TASK BRIEF – Copy each line of the data below with the word "JSON".

Records that describe figures:

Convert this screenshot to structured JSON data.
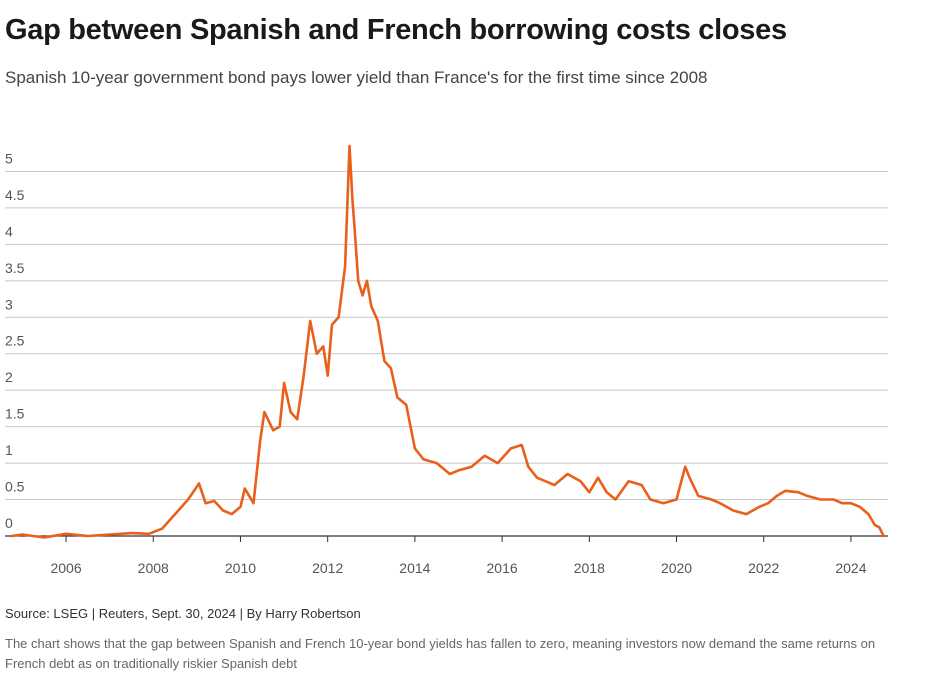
{
  "header": {
    "title": "Gap between Spanish and French borrowing costs closes",
    "subtitle": "Spanish 10-year government bond pays lower yield than France's for the first time since 2008"
  },
  "footer": {
    "source": "Source: LSEG | Reuters, Sept. 30, 2024 | By Harry Robertson",
    "description": "The chart shows that the gap between Spanish and French 10-year bond yields has fallen to zero, meaning investors now demand the same returns on French debt as on traditionally riskier Spanish debt"
  },
  "chart_data": {
    "type": "line",
    "title": "Gap between Spanish and French borrowing costs closes",
    "subtitle": "Spanish 10-year government bond pays lower yield than France's for the first time since 2008",
    "xlabel": "",
    "ylabel": "",
    "xlim": [
      2004.6,
      2024.85
    ],
    "ylim": [
      0,
      5.5
    ],
    "x_ticks": [
      "2006",
      "2008",
      "2010",
      "2012",
      "2014",
      "2016",
      "2018",
      "2020",
      "2022",
      "2024"
    ],
    "y_ticks": [
      "0",
      "0.5",
      "1",
      "1.5",
      "2",
      "2.5",
      "3",
      "3.5",
      "4",
      "4.5",
      "5"
    ],
    "grid": true,
    "line_color": "#e8601c",
    "series": [
      {
        "x": [
          2004.75,
          2005.0,
          2005.5,
          2006.0,
          2006.5,
          2007.0,
          2007.5,
          2007.9,
          2008.2,
          2008.5,
          2008.8,
          2009.05,
          2009.2,
          2009.4,
          2009.6,
          2009.8,
          2010.0,
          2010.1,
          2010.3,
          2010.45,
          2010.55,
          2010.75,
          2010.9,
          2011.0,
          2011.15,
          2011.3,
          2011.45,
          2011.6,
          2011.75,
          2011.9,
          2012.0,
          2012.1,
          2012.25,
          2012.4,
          2012.5,
          2012.57,
          2012.62,
          2012.7,
          2012.8,
          2012.9,
          2013.0,
          2013.15,
          2013.3,
          2013.45,
          2013.6,
          2013.8,
          2014.0,
          2014.2,
          2014.5,
          2014.8,
          2015.0,
          2015.3,
          2015.6,
          2015.9,
          2016.2,
          2016.45,
          2016.6,
          2016.8,
          2017.0,
          2017.2,
          2017.5,
          2017.8,
          2018.0,
          2018.2,
          2018.4,
          2018.6,
          2018.9,
          2019.2,
          2019.4,
          2019.7,
          2020.0,
          2020.2,
          2020.3,
          2020.5,
          2020.8,
          2021.0,
          2021.3,
          2021.6,
          2021.9,
          2022.1,
          2022.3,
          2022.5,
          2022.8,
          2023.0,
          2023.3,
          2023.6,
          2023.8,
          2024.0,
          2024.2,
          2024.4,
          2024.55,
          2024.65,
          2024.75
        ],
        "y": [
          0.0,
          0.02,
          -0.02,
          0.03,
          0.0,
          0.02,
          0.04,
          0.03,
          0.1,
          0.3,
          0.5,
          0.72,
          0.45,
          0.48,
          0.35,
          0.3,
          0.4,
          0.65,
          0.45,
          1.3,
          1.7,
          1.45,
          1.5,
          2.1,
          1.7,
          1.6,
          2.2,
          2.95,
          2.5,
          2.6,
          2.2,
          2.9,
          3.0,
          3.7,
          5.35,
          4.6,
          4.2,
          3.5,
          3.3,
          3.5,
          3.15,
          2.95,
          2.4,
          2.3,
          1.9,
          1.8,
          1.2,
          1.05,
          1.0,
          0.85,
          0.9,
          0.95,
          1.1,
          1.0,
          1.2,
          1.25,
          0.95,
          0.8,
          0.75,
          0.7,
          0.85,
          0.75,
          0.6,
          0.8,
          0.6,
          0.5,
          0.75,
          0.7,
          0.5,
          0.45,
          0.5,
          0.95,
          0.8,
          0.55,
          0.5,
          0.45,
          0.35,
          0.3,
          0.4,
          0.45,
          0.55,
          0.62,
          0.6,
          0.55,
          0.5,
          0.5,
          0.45,
          0.45,
          0.4,
          0.3,
          0.15,
          0.12,
          0.0
        ]
      }
    ]
  }
}
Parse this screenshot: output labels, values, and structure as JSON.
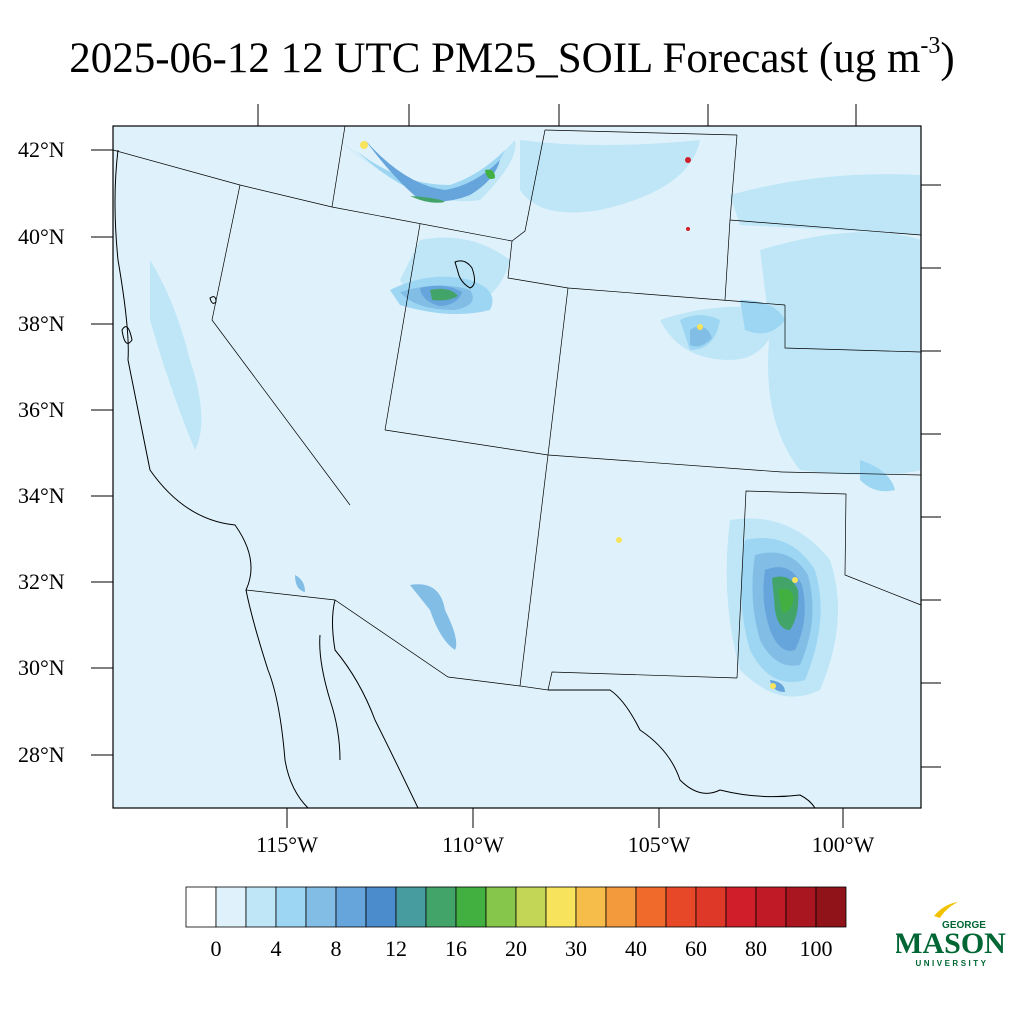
{
  "title": {
    "main": "2025-06-12 12 UTC PM25_SOIL Forecast (ug m",
    "sup": "-3",
    "close": ")"
  },
  "lat_ticks": [
    "42°N",
    "40°N",
    "38°N",
    "36°N",
    "34°N",
    "32°N",
    "30°N",
    "28°N"
  ],
  "lon_ticks": [
    "115°W",
    "110°W",
    "105°W",
    "100°W"
  ],
  "colorbar": {
    "labels": [
      "0",
      "4",
      "8",
      "12",
      "16",
      "20",
      "30",
      "40",
      "60",
      "80",
      "100"
    ],
    "colors": [
      "#ffffff",
      "#dff2fb",
      "#bfe6f7",
      "#9dd6f3",
      "#82bde6",
      "#66a4dc",
      "#4a8ccc",
      "#469c9e",
      "#43a46a",
      "#42b040",
      "#86c64b",
      "#c3d655",
      "#f7e45c",
      "#f6bd4a",
      "#f39a3c",
      "#f06a2c",
      "#e74828",
      "#de3829",
      "#d01f2a",
      "#bf1a25",
      "#aa1620",
      "#8f1319"
    ]
  },
  "logo": {
    "line1": "GEORGE",
    "line2": "MASON",
    "line3": "UNIVERSITY",
    "color": "#006633",
    "accent": "#f2c200"
  },
  "map": {
    "background_color": "#dff2fb",
    "region": "Southwestern United States and northern Mexico"
  }
}
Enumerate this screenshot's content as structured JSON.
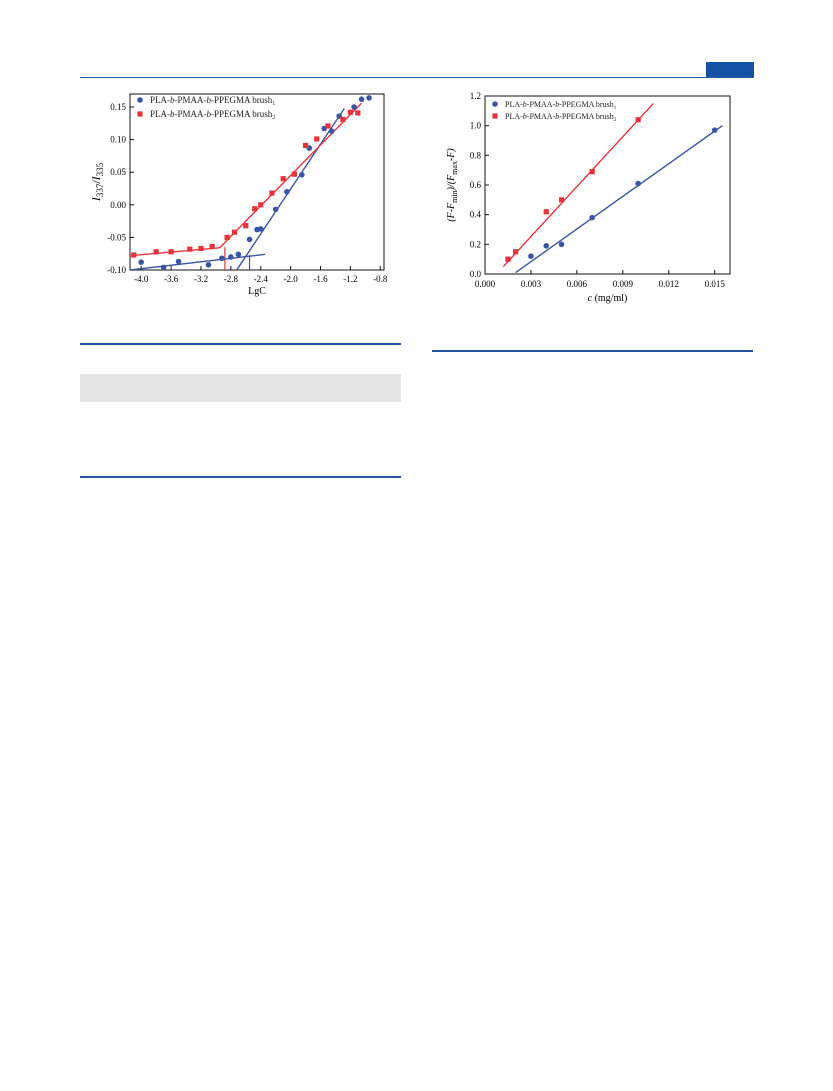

SOLVED PROBLEM –
Convert this screenshot to structured JSON data.
Parse this screenshot: output labels, values, and structure as JSON.
Enumerate this screenshot's content as structured JSON.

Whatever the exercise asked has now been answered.